=== DATA TO PROCESS ===

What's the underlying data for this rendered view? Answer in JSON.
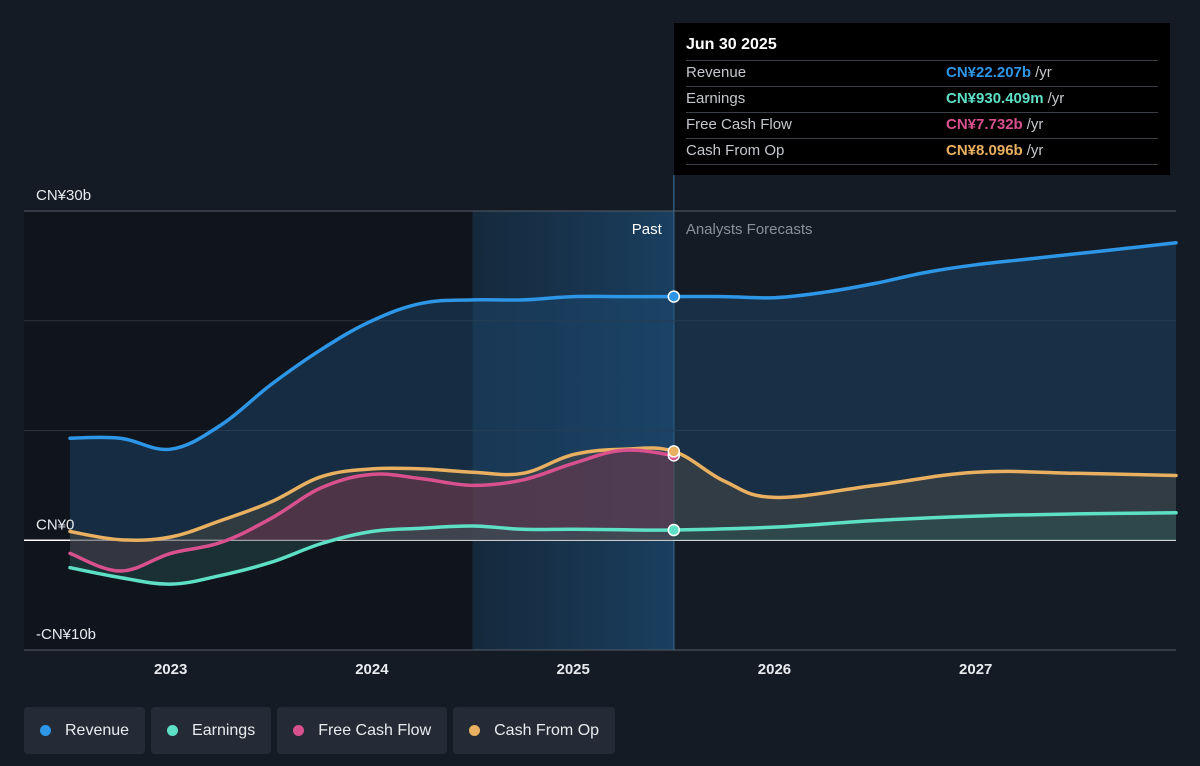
{
  "tooltip": {
    "date": "Jun 30 2025",
    "rows": [
      {
        "label": "Revenue",
        "value": "CN¥22.207b",
        "unit": "/yr",
        "color": "#2d96e6"
      },
      {
        "label": "Earnings",
        "value": "CN¥930.409m",
        "unit": "/yr",
        "color": "#5de0c6"
      },
      {
        "label": "Free Cash Flow",
        "value": "CN¥7.732b",
        "unit": "/yr",
        "color": "#d9508e"
      },
      {
        "label": "Cash From Op",
        "value": "CN¥8.096b",
        "unit": "/yr",
        "color": "#e8b060"
      }
    ]
  },
  "legend": [
    {
      "label": "Revenue",
      "color": "#2d96e6"
    },
    {
      "label": "Earnings",
      "color": "#5de0c6"
    },
    {
      "label": "Free Cash Flow",
      "color": "#d9508e"
    },
    {
      "label": "Cash From Op",
      "color": "#e8b060"
    }
  ],
  "chart_data": {
    "type": "line",
    "y_tick_labels": [
      "CN¥30b",
      "CN¥0",
      "-CN¥10b"
    ],
    "ylim": [
      -10,
      30
    ],
    "xlim": [
      2022.5,
      2027.995
    ],
    "x_tick_labels": [
      "2023",
      "2024",
      "2025",
      "2026",
      "2027"
    ],
    "x_ticks": [
      2023,
      2024,
      2025,
      2026,
      2027
    ],
    "past_label": "Past",
    "forecast_label": "Analysts Forecasts",
    "forecast_start": 2025.5,
    "highlight_start": 2024.5,
    "grid": true,
    "series": [
      {
        "name": "Revenue",
        "color": "#2d96e6",
        "x": [
          2022.5,
          2022.75,
          2023.0,
          2023.25,
          2023.5,
          2023.75,
          2024.0,
          2024.25,
          2024.5,
          2024.75,
          2025.0,
          2025.25,
          2025.5,
          2025.75,
          2026.0,
          2026.25,
          2026.5,
          2026.75,
          2027.0,
          2027.25,
          2027.5,
          2027.75,
          2027.995
        ],
        "y": [
          9.3,
          9.3,
          8.3,
          10.5,
          14.2,
          17.4,
          20.0,
          21.6,
          21.9,
          21.9,
          22.2,
          22.2,
          22.2,
          22.2,
          22.1,
          22.6,
          23.4,
          24.4,
          25.1,
          25.6,
          26.1,
          26.6,
          27.1
        ]
      },
      {
        "name": "Earnings",
        "color": "#5de0c6",
        "x": [
          2022.5,
          2022.75,
          2023.0,
          2023.25,
          2023.5,
          2023.75,
          2024.0,
          2024.25,
          2024.5,
          2024.75,
          2025.0,
          2025.25,
          2025.5,
          2026.0,
          2026.5,
          2027.0,
          2027.5,
          2027.995
        ],
        "y": [
          -2.5,
          -3.4,
          -4.0,
          -3.2,
          -2.0,
          -0.3,
          0.8,
          1.1,
          1.3,
          1.0,
          1.0,
          0.95,
          0.93,
          1.2,
          1.8,
          2.2,
          2.4,
          2.5
        ]
      },
      {
        "name": "Free Cash Flow",
        "color": "#d9508e",
        "x": [
          2022.5,
          2022.75,
          2023.0,
          2023.25,
          2023.5,
          2023.75,
          2024.0,
          2024.25,
          2024.5,
          2024.75,
          2025.0,
          2025.25,
          2025.5
        ],
        "y": [
          -1.2,
          -2.8,
          -1.2,
          -0.2,
          2.0,
          4.8,
          6.0,
          5.6,
          5.0,
          5.5,
          7.0,
          8.2,
          7.732
        ]
      },
      {
        "name": "Cash From Op",
        "color": "#e8b060",
        "x": [
          2022.5,
          2022.75,
          2023.0,
          2023.25,
          2023.5,
          2023.75,
          2024.0,
          2024.25,
          2024.5,
          2024.75,
          2025.0,
          2025.25,
          2025.5,
          2025.75,
          2026.0,
          2026.5,
          2027.0,
          2027.5,
          2027.995
        ],
        "y": [
          0.8,
          0.05,
          0.3,
          1.8,
          3.5,
          5.8,
          6.5,
          6.5,
          6.2,
          6.1,
          7.8,
          8.3,
          8.096,
          5.4,
          3.9,
          5.0,
          6.2,
          6.1,
          5.9
        ]
      }
    ]
  }
}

===

▶ [TASK INSTRUCTIONS]:
Tally the lines of the listing that include "Revenue". Reply with nothing but the count.

▶ [RESPONSE TO THIS EXERCISE]:
3